#### RECORDED DATA
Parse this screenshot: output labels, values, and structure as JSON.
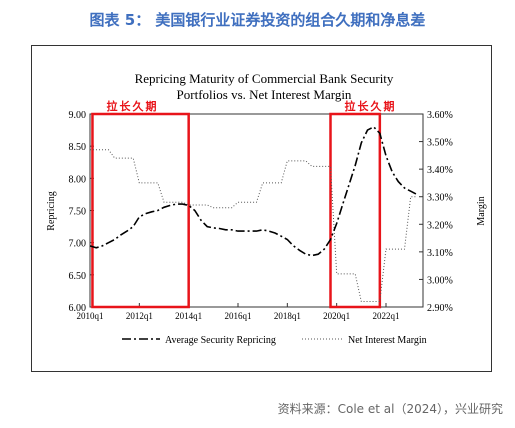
{
  "figure_title": "图表 5：  美国银行业证券投资的组合久期和净息差",
  "source": "资料来源：Cole et al（2024），兴业研究",
  "chart_data": {
    "type": "line",
    "title_line1": "Repricing Maturity of Commercial Bank Security",
    "title_line2": "Portfolios  vs. Net Interest Margin",
    "ylabel_left": "Repricing",
    "ylabel_right": "Margin",
    "ylim_left": [
      6.0,
      9.0
    ],
    "ylim_right": [
      2.9,
      3.6
    ],
    "left_ticks": [
      "9.00",
      "8.50",
      "8.00",
      "7.50",
      "7.00",
      "6.50",
      "6.00"
    ],
    "right_ticks": [
      "3.60%",
      "3.50%",
      "3.40%",
      "3.30%",
      "3.20%",
      "3.10%",
      "3.00%",
      "2.90%"
    ],
    "x_ticks": [
      "2010q1",
      "2012q1",
      "2014q1",
      "2016q1",
      "2018q1",
      "2020q1",
      "2022q1"
    ],
    "xlim": [
      2010.0,
      2023.5
    ],
    "annotations": [
      {
        "label": "拉长久期",
        "x_start": 2010.1,
        "x_end": 2014.0
      },
      {
        "label": "拉长久期",
        "x_start": 2019.75,
        "x_end": 2021.75
      }
    ],
    "series": [
      {
        "name": "Average Security Repricing",
        "axis": "left",
        "style": "dash-dot",
        "points": [
          [
            2010.0,
            6.95
          ],
          [
            2010.25,
            6.92
          ],
          [
            2010.5,
            6.95
          ],
          [
            2010.75,
            7.0
          ],
          [
            2011.0,
            7.05
          ],
          [
            2011.25,
            7.12
          ],
          [
            2011.5,
            7.18
          ],
          [
            2011.75,
            7.25
          ],
          [
            2012.0,
            7.4
          ],
          [
            2012.25,
            7.45
          ],
          [
            2012.5,
            7.48
          ],
          [
            2012.75,
            7.5
          ],
          [
            2013.0,
            7.55
          ],
          [
            2013.25,
            7.58
          ],
          [
            2013.5,
            7.6
          ],
          [
            2013.75,
            7.6
          ],
          [
            2014.0,
            7.58
          ],
          [
            2014.25,
            7.5
          ],
          [
            2014.5,
            7.35
          ],
          [
            2014.75,
            7.25
          ],
          [
            2015.0,
            7.23
          ],
          [
            2015.25,
            7.22
          ],
          [
            2015.5,
            7.2
          ],
          [
            2015.75,
            7.2
          ],
          [
            2016.0,
            7.18
          ],
          [
            2016.25,
            7.18
          ],
          [
            2016.5,
            7.18
          ],
          [
            2016.75,
            7.18
          ],
          [
            2017.0,
            7.2
          ],
          [
            2017.25,
            7.18
          ],
          [
            2017.5,
            7.15
          ],
          [
            2017.75,
            7.1
          ],
          [
            2018.0,
            7.05
          ],
          [
            2018.25,
            6.95
          ],
          [
            2018.5,
            6.88
          ],
          [
            2018.75,
            6.82
          ],
          [
            2019.0,
            6.8
          ],
          [
            2019.25,
            6.82
          ],
          [
            2019.5,
            6.9
          ],
          [
            2019.75,
            7.05
          ],
          [
            2020.0,
            7.3
          ],
          [
            2020.25,
            7.6
          ],
          [
            2020.5,
            7.9
          ],
          [
            2020.75,
            8.2
          ],
          [
            2021.0,
            8.55
          ],
          [
            2021.25,
            8.75
          ],
          [
            2021.5,
            8.8
          ],
          [
            2021.75,
            8.7
          ],
          [
            2022.0,
            8.35
          ],
          [
            2022.25,
            8.1
          ],
          [
            2022.5,
            7.95
          ],
          [
            2022.75,
            7.85
          ],
          [
            2023.0,
            7.8
          ],
          [
            2023.25,
            7.75
          ]
        ]
      },
      {
        "name": "Net Interest Margin",
        "axis": "right",
        "style": "dotted",
        "points": [
          [
            2010.0,
            3.47
          ],
          [
            2010.25,
            3.47
          ],
          [
            2010.5,
            3.47
          ],
          [
            2010.75,
            3.47
          ],
          [
            2011.0,
            3.44
          ],
          [
            2011.25,
            3.44
          ],
          [
            2011.5,
            3.44
          ],
          [
            2011.75,
            3.44
          ],
          [
            2012.0,
            3.35
          ],
          [
            2012.25,
            3.35
          ],
          [
            2012.5,
            3.35
          ],
          [
            2012.75,
            3.35
          ],
          [
            2013.0,
            3.28
          ],
          [
            2013.25,
            3.28
          ],
          [
            2013.5,
            3.28
          ],
          [
            2013.75,
            3.28
          ],
          [
            2014.0,
            3.27
          ],
          [
            2014.25,
            3.27
          ],
          [
            2014.5,
            3.27
          ],
          [
            2014.75,
            3.27
          ],
          [
            2015.0,
            3.26
          ],
          [
            2015.25,
            3.26
          ],
          [
            2015.5,
            3.26
          ],
          [
            2015.75,
            3.26
          ],
          [
            2016.0,
            3.28
          ],
          [
            2016.25,
            3.28
          ],
          [
            2016.5,
            3.28
          ],
          [
            2016.75,
            3.28
          ],
          [
            2017.0,
            3.35
          ],
          [
            2017.25,
            3.35
          ],
          [
            2017.5,
            3.35
          ],
          [
            2017.75,
            3.35
          ],
          [
            2018.0,
            3.43
          ],
          [
            2018.25,
            3.43
          ],
          [
            2018.5,
            3.43
          ],
          [
            2018.75,
            3.43
          ],
          [
            2019.0,
            3.41
          ],
          [
            2019.25,
            3.41
          ],
          [
            2019.5,
            3.41
          ],
          [
            2019.75,
            3.41
          ],
          [
            2020.0,
            3.02
          ],
          [
            2020.25,
            3.02
          ],
          [
            2020.5,
            3.02
          ],
          [
            2020.75,
            3.02
          ],
          [
            2021.0,
            2.92
          ],
          [
            2021.25,
            2.92
          ],
          [
            2021.5,
            2.92
          ],
          [
            2021.75,
            2.92
          ],
          [
            2022.0,
            3.11
          ],
          [
            2022.25,
            3.11
          ],
          [
            2022.5,
            3.11
          ],
          [
            2022.75,
            3.11
          ],
          [
            2023.0,
            3.3
          ],
          [
            2023.25,
            3.3
          ]
        ]
      }
    ]
  }
}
########
▸ EXERCISE OBJECTIVE:
Which lines hold the string "Margin"? Copy all of them from the data above.

▸ ANSWER FOR THIS EXERCISE:
    "title_line2": "Portfolios  vs. Net Interest Margin",
    "ylabel_right": "Margin",
        "name": "Net Interest Margin",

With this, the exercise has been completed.